Given exercise:
Take the material and output all of it exactly.

-- start of Given data --

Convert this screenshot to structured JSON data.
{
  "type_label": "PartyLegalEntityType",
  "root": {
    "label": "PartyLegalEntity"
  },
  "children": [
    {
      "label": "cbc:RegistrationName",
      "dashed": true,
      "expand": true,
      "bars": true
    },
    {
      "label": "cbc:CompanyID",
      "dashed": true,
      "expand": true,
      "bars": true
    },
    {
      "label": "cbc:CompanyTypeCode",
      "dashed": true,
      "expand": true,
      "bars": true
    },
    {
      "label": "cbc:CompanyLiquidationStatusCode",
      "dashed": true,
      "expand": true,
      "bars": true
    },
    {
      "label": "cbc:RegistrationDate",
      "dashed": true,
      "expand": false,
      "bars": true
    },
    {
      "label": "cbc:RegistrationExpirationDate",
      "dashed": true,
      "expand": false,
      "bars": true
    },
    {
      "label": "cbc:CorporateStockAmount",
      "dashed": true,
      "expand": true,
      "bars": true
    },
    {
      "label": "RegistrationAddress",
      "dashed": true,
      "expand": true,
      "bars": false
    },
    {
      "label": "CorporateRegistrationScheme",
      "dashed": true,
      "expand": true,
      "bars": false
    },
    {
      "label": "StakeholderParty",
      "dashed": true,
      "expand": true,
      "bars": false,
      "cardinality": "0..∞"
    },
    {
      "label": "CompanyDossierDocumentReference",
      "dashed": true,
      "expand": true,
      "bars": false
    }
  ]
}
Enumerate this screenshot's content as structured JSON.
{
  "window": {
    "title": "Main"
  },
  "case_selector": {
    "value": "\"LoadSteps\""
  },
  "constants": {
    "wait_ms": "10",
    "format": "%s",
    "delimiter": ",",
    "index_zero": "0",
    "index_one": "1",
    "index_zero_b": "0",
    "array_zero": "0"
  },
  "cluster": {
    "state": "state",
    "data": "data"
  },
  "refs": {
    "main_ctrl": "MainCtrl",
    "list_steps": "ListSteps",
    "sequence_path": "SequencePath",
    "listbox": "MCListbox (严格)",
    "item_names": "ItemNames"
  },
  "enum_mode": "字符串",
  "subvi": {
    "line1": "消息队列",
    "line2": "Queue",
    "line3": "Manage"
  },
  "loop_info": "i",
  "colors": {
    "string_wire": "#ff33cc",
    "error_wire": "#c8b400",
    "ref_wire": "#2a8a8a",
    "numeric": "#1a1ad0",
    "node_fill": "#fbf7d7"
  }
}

-- end of Given data --

Expected output:
Convert this screenshot to structured JSON data.
{
  "type_label": "PartyLegalEntityType",
  "root": {
    "label": "PartyLegalEntity"
  },
  "children": [
    {
      "label": "cbc:RegistrationName",
      "dashed": true,
      "expand": true,
      "bars": true
    },
    {
      "label": "cbc:CompanyID",
      "dashed": true,
      "expand": true,
      "bars": true
    },
    {
      "label": "cbc:CompanyTypeCode",
      "dashed": true,
      "expand": true,
      "bars": true
    },
    {
      "label": "cbc:CompanyLiquidationStatusCode",
      "dashed": true,
      "expand": true,
      "bars": true
    },
    {
      "label": "cbc:RegistrationDate",
      "dashed": true,
      "expand": false,
      "bars": true
    },
    {
      "label": "cbc:RegistrationExpirationDate",
      "dashed": true,
      "expand": false,
      "bars": true
    },
    {
      "label": "cbc:CorporateStockAmount",
      "dashed": true,
      "expand": true,
      "bars": true
    },
    {
      "label": "RegistrationAddress",
      "dashed": true,
      "expand": true,
      "bars": false
    },
    {
      "label": "CorporateRegistrationScheme",
      "dashed": true,
      "expand": true,
      "bars": false
    },
    {
      "label": "StakeholderParty",
      "dashed": true,
      "expand": true,
      "bars": false,
      "cardinality": "0..∞"
    },
    {
      "label": "CompanyDossierDocumentReference",
      "dashed": true,
      "expand": true,
      "bars": false
    }
  ]
}
Enumerate this screenshot's content as structured JSON.
{
  "window": {
    "title": "Main"
  },
  "case_selector": {
    "value": "\"LoadSteps\""
  },
  "constants": {
    "wait_ms": "10",
    "format": "%s",
    "delimiter": ",",
    "index_zero": "0",
    "index_one": "1",
    "index_zero_b": "0",
    "array_zero": "0"
  },
  "cluster": {
    "state": "state",
    "data": "data"
  },
  "refs": {
    "main_ctrl": "MainCtrl",
    "list_steps": "ListSteps",
    "sequence_path": "SequencePath",
    "listbox": "MCListbox (严格)",
    "item_names": "ItemNames"
  },
  "enum_mode": "字符串",
  "subvi": {
    "line1": "消息队列",
    "line2": "Queue",
    "line3": "Manage"
  },
  "loop_info": "i",
  "colors": {
    "string_wire": "#ff33cc",
    "error_wire": "#c8b400",
    "ref_wire": "#2a8a8a",
    "numeric": "#1a1ad0",
    "node_fill": "#fbf7d7"
  }
}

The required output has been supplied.